→ **EXTRACTED ENTRIES**:
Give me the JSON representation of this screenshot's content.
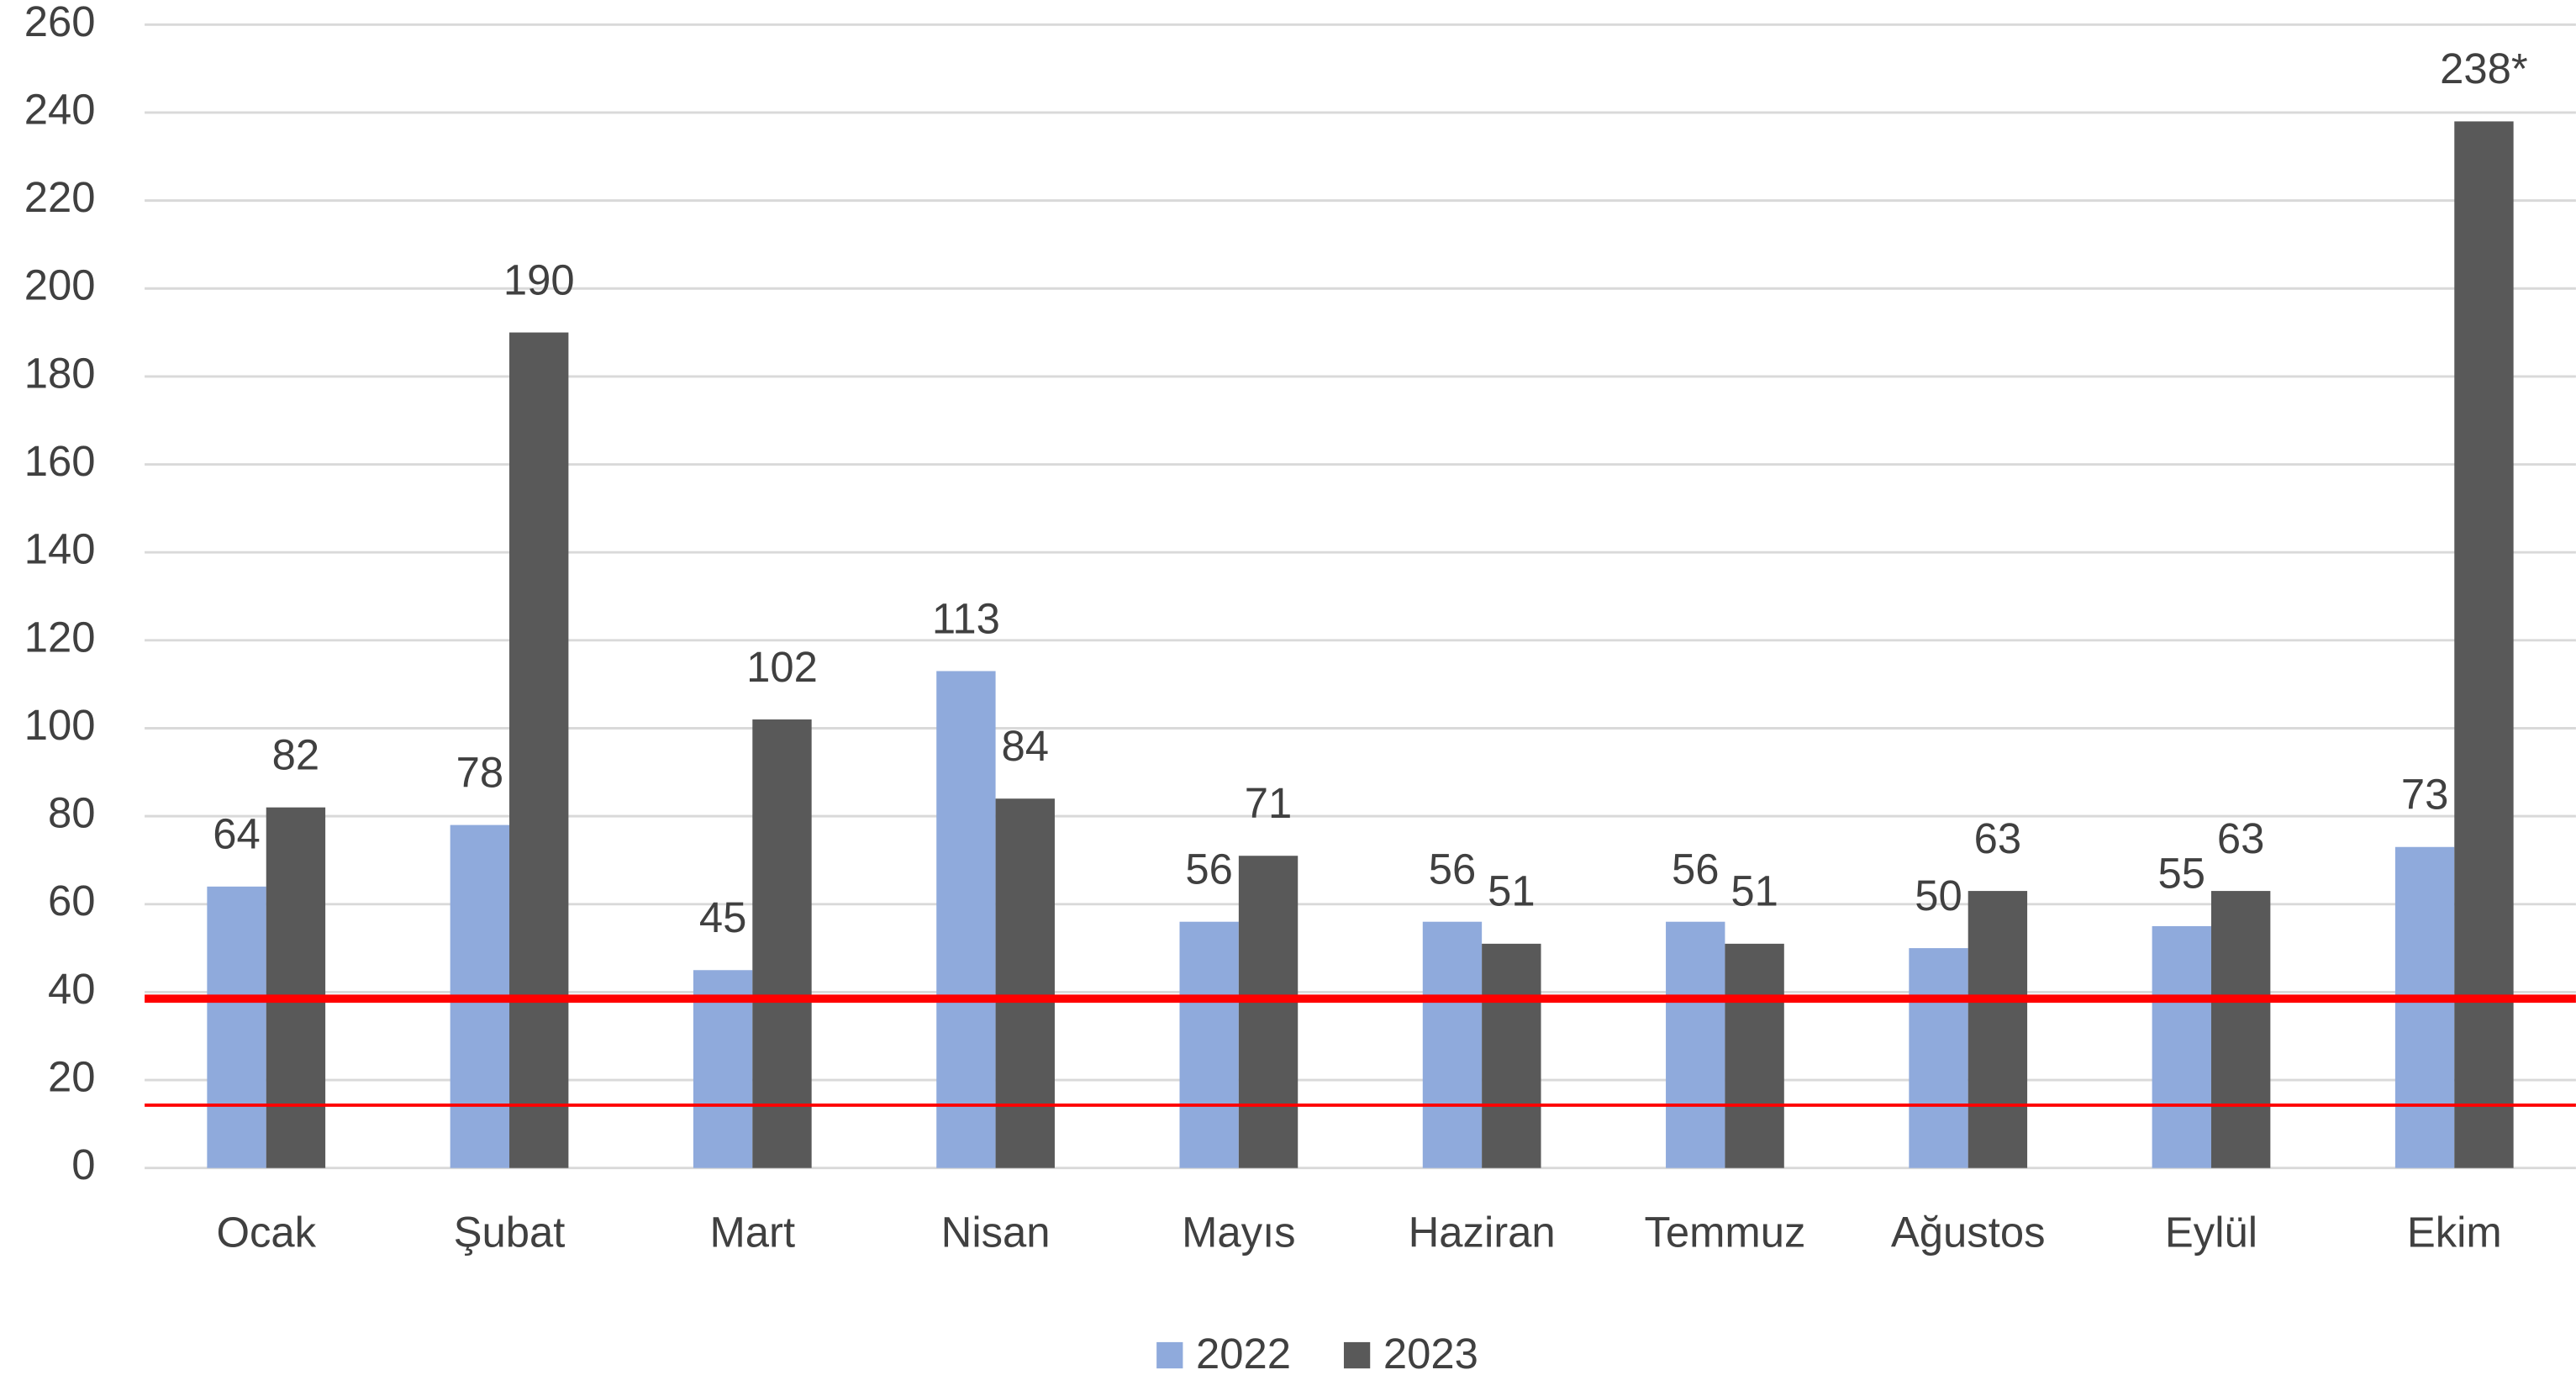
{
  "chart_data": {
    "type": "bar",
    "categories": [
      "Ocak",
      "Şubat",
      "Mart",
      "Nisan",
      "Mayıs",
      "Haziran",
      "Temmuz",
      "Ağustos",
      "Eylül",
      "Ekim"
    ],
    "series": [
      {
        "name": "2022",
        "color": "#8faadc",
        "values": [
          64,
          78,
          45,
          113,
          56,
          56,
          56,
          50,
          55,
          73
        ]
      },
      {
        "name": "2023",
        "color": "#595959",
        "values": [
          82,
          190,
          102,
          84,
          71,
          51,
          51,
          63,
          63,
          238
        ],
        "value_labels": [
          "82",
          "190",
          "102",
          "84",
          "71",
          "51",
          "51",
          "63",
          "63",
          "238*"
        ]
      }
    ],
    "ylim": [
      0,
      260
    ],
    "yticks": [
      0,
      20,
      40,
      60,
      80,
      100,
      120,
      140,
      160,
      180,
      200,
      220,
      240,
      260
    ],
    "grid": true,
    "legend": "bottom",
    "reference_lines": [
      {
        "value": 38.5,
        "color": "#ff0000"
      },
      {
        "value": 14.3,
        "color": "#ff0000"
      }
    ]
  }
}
...
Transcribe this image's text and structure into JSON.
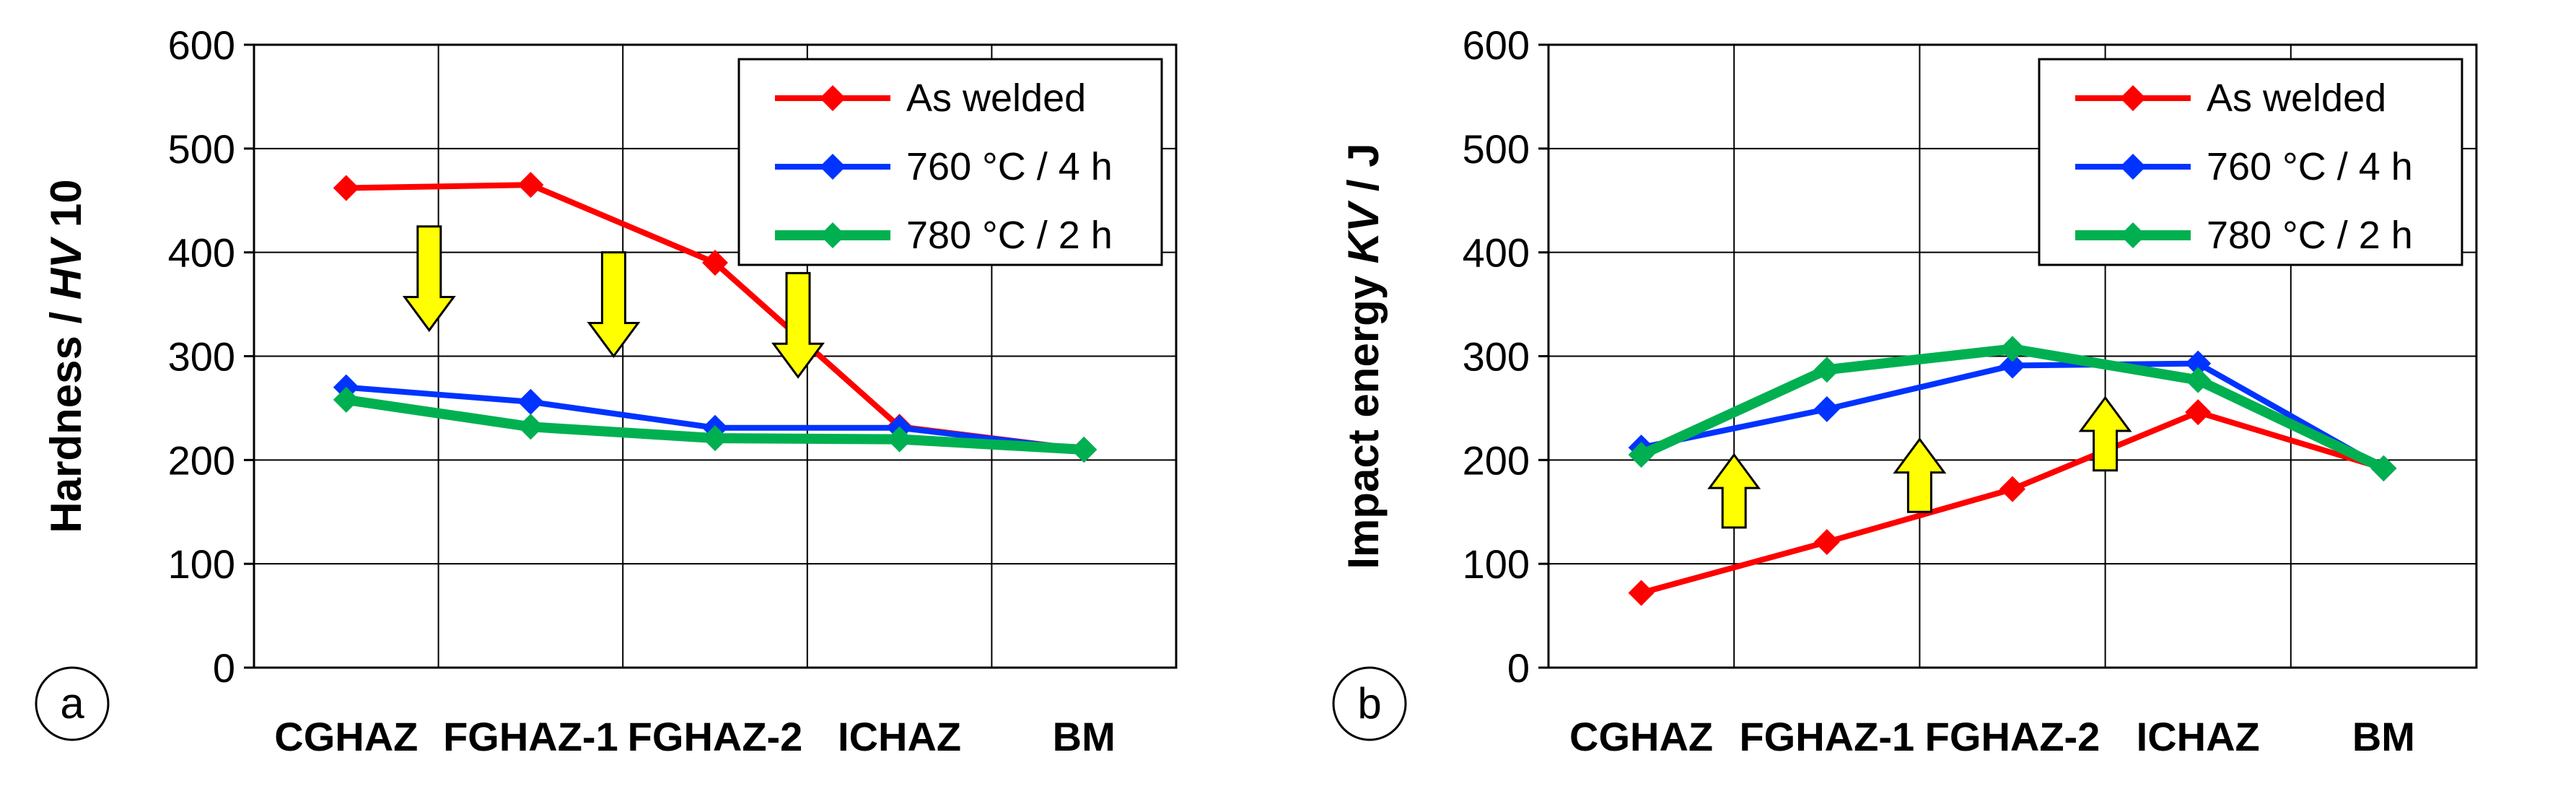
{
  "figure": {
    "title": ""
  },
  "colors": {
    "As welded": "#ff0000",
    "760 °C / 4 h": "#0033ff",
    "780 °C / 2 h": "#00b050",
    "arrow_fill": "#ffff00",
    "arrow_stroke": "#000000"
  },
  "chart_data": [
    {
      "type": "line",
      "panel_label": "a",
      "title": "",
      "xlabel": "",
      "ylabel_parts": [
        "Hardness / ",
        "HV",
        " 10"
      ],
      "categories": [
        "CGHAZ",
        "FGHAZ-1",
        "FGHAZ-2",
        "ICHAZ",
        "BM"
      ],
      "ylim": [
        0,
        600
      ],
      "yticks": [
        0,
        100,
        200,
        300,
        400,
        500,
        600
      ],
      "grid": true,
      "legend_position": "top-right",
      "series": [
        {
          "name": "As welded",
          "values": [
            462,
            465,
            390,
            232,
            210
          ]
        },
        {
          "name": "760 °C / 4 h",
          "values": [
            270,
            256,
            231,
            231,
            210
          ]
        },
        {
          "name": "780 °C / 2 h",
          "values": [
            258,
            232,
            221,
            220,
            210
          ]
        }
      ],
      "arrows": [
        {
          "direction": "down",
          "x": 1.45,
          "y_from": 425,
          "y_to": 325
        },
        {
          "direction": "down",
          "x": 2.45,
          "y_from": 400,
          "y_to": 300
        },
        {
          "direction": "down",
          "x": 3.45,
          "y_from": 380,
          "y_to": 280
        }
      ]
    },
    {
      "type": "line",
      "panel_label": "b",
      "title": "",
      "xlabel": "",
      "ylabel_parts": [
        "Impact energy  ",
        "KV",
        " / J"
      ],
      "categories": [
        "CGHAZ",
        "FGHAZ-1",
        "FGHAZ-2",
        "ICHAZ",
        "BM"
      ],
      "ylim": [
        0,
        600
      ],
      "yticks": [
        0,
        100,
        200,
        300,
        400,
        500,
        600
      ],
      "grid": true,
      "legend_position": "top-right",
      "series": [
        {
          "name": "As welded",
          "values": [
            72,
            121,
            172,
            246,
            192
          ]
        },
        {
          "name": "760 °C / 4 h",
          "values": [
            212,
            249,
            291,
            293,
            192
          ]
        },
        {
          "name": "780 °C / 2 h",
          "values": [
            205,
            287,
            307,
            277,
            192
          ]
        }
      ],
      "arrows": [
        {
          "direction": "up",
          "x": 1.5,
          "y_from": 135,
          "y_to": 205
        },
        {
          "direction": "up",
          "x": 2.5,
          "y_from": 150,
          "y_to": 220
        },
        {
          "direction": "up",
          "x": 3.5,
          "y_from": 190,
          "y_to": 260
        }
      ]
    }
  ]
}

→ **STATED TASK**:
Pull every line holding "JSON" out of the records.

→ **SOLUTION TO THE EXERCISE**:
Give me the JSON representation of this screenshot's content.
Transcribe this image's text and structure into JSON.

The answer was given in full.